* 练习题目
- 1) 根据仙人掌计数题解回答下列问题：
(a) 题目中 n 的上限是多少？
(b) 推导出方程后，题解用什么方法求 C(x)？
(c) 代码开头注释里 Inst 一项写的是什么？
- 2) 把仙人掌计数题解中以"设仙人掌个数的生成函数为"开头的那段（连同其下两条）改写成简短的列表，保留主要内容。
- 3) 从仙人掌计数题解最后一行之后接着往下写。

* 所给文章

========

[LOJ6569] 仙人掌计数

Statement

带标号仙人掌计数问题.(\(n \le 131071\)

Solution

设仙人掌个数的生成函数为\(C(x)\)

  • 对于与根相邻的块, 还是仙人掌, 生成函数为\(C(x)\)

  • 包含根的环, 生成函数为\(\sum_{i \ge 2}\frac{C(x)^i}{2}\)

组合起来:

\[C(x) = x \exp{\frac{2C(x)-C(x)^2}{2-2C(x)}} \]

\(G(C(x)) = x\exp{\frac{2C(x)-C(x)^2}{2-2C(x)}}-C(x)\), 那么:

\[\small{ \begin{aligned} G'(C(x)) &= x\left(\exp{\frac{2C(x)-C(x)^2}{2-2C(x)}}\right)'-1 \\ &= x \exp\left(\frac{2C(x)-C(x)^2}{2-2C(x)}\right)\left(\frac{2C(x)-C(x)^2}{2-2C(x)}\right)' - 1 \\ &= x \exp\left(\frac{2C(x)-C(x)^2}{2-2C(x)}\right) \left(\frac{\left(2-2C(x)\right)^2-\left(2C(x) - C(x)^2\right)(-2)}{(2-2C(x))^2}\right) - 1\\ &= x \exp\left(\frac{2C(x)-C(x)^2}{2-2C(x)}\right) \left(1+\frac{4C(x) - 2C(x)^2}{(2-2C(x))^2}\right) - 1 \end{aligned} } \]

牛顿迭代:

\[\begin{aligned} C_1(x) &= C(x) - \frac{G(C(x))}{G'(C(x))} \\ &= C(x) - \frac{2x\exp\left(\frac{2C(x)-C(x)^2}{2-2C(x)}\right)-2C(x)} {x \exp\left(\frac{2C(x)-C(x)^2}{2-2C(x)}\right) \left(1+\frac{1}{(C(x)-1)^2}\right) - 2} \end{aligned} \]

Code

/************************************************
 * Au: Hany01
 * Prob: loj161
 * Email: hany01dxx@gmail.com & hany01@foxmail.com
 * Inst: Yali High School
************************************************/

#include <bits/stdc++.h>

using namespace std;

typedef long long LL;
typedef long double LD;
typedef pair<int, int> PII;
#define Rep(i, j) for (register int i = 0, i##_end_ = (j); i < i##_end_; ++ i)

========

(坐标标注条目)

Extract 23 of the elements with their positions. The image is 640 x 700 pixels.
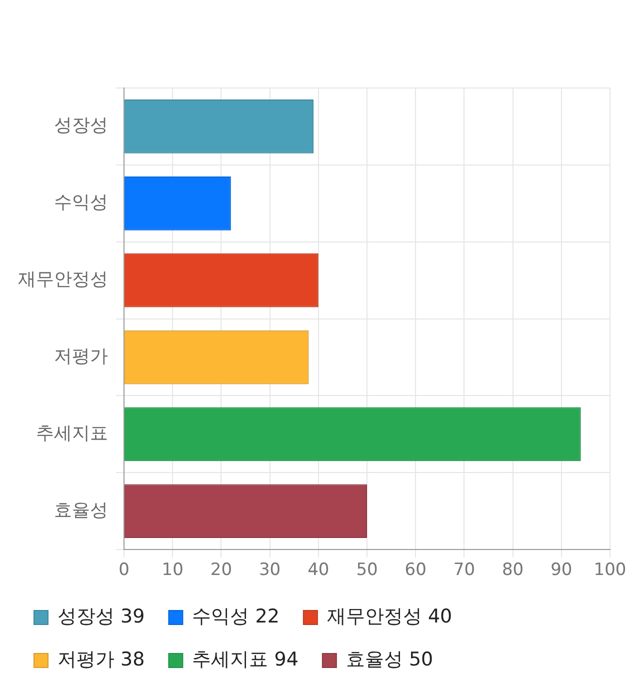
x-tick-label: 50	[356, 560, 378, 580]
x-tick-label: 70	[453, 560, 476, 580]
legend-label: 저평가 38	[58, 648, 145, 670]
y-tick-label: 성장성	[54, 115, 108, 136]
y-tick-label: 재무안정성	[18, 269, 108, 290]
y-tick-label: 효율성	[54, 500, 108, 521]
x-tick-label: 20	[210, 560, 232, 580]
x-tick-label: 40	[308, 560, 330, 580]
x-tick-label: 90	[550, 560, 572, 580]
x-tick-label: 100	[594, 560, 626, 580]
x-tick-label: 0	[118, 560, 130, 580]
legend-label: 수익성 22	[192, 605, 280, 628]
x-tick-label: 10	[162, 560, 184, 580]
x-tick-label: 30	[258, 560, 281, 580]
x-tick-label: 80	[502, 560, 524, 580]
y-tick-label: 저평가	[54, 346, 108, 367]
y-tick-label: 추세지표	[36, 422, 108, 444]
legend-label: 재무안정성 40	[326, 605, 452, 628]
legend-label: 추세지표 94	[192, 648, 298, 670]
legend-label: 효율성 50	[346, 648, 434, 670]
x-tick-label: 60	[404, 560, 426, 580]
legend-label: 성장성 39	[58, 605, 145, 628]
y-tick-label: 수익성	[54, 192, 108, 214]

========

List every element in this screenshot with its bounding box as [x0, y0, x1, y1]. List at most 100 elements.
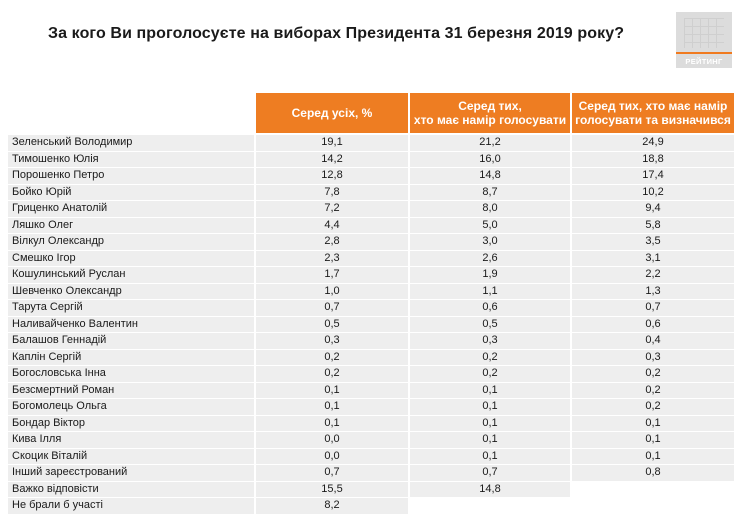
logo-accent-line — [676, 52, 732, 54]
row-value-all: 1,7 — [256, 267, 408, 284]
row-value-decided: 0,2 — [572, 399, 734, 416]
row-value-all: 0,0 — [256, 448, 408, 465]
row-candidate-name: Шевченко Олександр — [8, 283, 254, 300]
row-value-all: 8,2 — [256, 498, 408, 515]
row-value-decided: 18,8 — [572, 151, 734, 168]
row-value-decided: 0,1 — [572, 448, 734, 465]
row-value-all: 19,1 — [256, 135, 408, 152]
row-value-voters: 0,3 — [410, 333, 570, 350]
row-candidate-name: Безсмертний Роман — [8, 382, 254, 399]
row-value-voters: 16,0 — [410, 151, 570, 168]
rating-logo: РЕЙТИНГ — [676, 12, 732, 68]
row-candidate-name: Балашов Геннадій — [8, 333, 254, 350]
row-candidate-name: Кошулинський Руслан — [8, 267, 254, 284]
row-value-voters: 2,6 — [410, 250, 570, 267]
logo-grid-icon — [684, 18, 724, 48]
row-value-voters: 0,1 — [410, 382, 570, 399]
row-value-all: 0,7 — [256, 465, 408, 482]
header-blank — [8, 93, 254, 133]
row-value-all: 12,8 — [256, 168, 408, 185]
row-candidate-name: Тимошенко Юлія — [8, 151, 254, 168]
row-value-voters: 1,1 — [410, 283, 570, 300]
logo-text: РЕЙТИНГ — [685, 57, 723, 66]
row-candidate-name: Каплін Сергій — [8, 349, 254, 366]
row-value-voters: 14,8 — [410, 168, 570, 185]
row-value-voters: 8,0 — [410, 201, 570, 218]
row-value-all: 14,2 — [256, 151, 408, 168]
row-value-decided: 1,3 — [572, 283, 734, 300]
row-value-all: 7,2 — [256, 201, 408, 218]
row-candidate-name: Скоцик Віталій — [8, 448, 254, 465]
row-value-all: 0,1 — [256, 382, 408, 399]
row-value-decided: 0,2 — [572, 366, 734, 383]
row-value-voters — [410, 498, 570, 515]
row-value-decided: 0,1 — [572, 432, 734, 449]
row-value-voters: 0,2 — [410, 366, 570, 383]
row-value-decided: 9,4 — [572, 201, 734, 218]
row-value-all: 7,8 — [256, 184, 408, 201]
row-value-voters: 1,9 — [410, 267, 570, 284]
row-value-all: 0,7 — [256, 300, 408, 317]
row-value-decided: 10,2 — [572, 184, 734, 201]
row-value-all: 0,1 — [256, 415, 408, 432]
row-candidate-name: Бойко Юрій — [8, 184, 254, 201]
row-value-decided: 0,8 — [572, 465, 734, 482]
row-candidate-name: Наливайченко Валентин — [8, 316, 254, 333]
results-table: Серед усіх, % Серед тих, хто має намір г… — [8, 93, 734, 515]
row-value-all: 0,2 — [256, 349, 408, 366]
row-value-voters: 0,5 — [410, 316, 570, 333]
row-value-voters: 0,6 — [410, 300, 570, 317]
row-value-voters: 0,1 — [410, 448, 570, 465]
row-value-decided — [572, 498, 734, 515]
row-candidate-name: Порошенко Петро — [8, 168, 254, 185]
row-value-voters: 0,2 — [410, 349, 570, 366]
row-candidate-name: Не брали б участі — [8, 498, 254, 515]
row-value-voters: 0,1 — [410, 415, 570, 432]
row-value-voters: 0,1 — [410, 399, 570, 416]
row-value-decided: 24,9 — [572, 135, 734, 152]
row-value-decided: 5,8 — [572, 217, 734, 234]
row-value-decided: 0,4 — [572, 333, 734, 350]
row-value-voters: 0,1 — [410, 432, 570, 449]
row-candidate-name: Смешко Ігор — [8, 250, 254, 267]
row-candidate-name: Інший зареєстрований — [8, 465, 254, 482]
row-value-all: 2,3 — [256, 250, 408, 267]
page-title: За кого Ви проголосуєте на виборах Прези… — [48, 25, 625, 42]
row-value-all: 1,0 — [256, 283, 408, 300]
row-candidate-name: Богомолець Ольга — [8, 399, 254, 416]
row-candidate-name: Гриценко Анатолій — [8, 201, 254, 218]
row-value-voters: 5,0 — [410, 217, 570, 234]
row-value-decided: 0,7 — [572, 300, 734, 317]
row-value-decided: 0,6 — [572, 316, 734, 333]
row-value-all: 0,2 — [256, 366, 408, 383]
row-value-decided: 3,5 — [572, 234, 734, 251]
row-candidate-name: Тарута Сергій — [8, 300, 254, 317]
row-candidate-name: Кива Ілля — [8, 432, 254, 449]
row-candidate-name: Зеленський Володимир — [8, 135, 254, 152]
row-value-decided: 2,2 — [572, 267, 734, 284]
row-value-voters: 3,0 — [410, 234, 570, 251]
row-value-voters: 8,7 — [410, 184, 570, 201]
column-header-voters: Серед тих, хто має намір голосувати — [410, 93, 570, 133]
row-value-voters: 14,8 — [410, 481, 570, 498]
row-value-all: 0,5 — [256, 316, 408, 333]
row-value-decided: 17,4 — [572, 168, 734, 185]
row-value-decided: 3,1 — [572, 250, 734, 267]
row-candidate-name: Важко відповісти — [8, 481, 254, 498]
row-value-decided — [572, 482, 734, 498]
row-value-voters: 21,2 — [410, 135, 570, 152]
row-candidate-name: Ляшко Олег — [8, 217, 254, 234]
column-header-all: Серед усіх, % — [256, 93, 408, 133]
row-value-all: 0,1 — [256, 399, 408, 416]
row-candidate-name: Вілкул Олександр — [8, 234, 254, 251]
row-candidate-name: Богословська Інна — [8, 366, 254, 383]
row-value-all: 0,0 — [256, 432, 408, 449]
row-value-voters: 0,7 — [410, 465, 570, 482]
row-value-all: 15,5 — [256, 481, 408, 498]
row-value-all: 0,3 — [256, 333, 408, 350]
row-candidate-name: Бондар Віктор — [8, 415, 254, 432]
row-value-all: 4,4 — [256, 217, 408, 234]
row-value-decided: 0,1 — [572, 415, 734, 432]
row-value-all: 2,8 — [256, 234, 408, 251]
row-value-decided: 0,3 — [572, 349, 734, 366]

========

* 逐题答案
- 1)
(a) \(n \le 131071\)
(b) 牛顿迭代
(c) Yali High School

- 2)
- 仙人掌个数的生成函数记为 \(C(x)\)
- 与根相邻的块仍是仙人掌，生成函数为 \(C(x)\)
- 包含根的环，生成函数为 \(\sum_{i \ge 2}\frac{C(x)^i}{2}\)

- 3)
#define For(i, j, k) for (register int i = (j), i##_end_ = (k); i <= i##_end_; ++ i)
#define Fordown(i, j, k) for (register int i = (j), i##_end_ = (k); i >= i##_end_; -- i)
#define Set(a, b) memset(a, b, sizeof(a))
#define Cpy(a, b) memcpy(a, b, sizeof(a))
#define X first
#define Y second
#define PB(a) push_back(a)
#define MP(a, b) make_pair(a, b)
#define SZ(a) ((int)(a).size())
#define ALL(a) a.begin(), a.end()
#define INF (0x3f3f3f3f)
#define INF1 (2139062143)
#define debug(...) fprintf(stderr, __VA_ARGS__)
#define y1 wozenmezhemecaia

template <typename T> inline bool chkmax(T &a, T b) {
    return a < b ? a = b, 1 : 0;
}
template <typename T> inline bool chkmin(T &a, T b) {
    return b < a ? a = b, 1 : 0;
}

template <typename T> inline T read() {
    static T _, __;
    static char c_;

    for (_ = 0, __ = 1, c_ = getchar(); c_ < '0' || c_ > '9'; c_ = getchar())
        if (c_ == '-')
            __ = -1;

    for (; c_ >= '0' && c_ <= '9'; c_ = getchar())
        _ = (_ << 1) + (_ << 3) + (c_ ^ 48);

    return _ * __;
}
//EOT


const int MAXN = 1 << 19, MOD = 998244353, g0 = 3;
int ig0;
int pw[MAXN], pw_[MAXN];
int fac[MAXN], ifac[MAXN];

inline int fpm(int a, int b = MOD - 2) {
    register int ans = 1;

    for (; b; b >>= 1, a = (LL)a * a % MOD)
        if (b & 1)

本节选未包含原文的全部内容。